REQUIREMENTS ▸ Filter the entries below, keeping every line that has the word "from".
-------- PROVIDED MATERIAL --------
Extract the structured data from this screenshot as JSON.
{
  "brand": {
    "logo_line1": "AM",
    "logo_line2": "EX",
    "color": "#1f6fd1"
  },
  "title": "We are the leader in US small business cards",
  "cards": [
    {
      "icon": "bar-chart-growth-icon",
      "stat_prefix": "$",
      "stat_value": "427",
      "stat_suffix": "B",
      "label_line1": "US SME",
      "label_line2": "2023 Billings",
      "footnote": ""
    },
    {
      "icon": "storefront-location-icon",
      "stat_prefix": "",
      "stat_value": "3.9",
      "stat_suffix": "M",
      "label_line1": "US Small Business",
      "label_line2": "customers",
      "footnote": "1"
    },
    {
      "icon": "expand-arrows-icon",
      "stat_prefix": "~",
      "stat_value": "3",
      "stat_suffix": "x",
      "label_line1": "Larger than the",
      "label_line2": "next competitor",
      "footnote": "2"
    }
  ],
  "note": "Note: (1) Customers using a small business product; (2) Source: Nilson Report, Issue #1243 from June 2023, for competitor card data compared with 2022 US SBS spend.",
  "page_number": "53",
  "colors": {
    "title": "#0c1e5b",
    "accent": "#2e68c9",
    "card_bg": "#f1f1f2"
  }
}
--------
THE OUTPUT ▸
Extract the structured data from this screenshot as JSON.
  "note": "Note: (1) Customers using a small business product; (2) Source: Nilson Report, Issue #1243 from June 2023, for competitor card data compared with 2022 US SBS spend.",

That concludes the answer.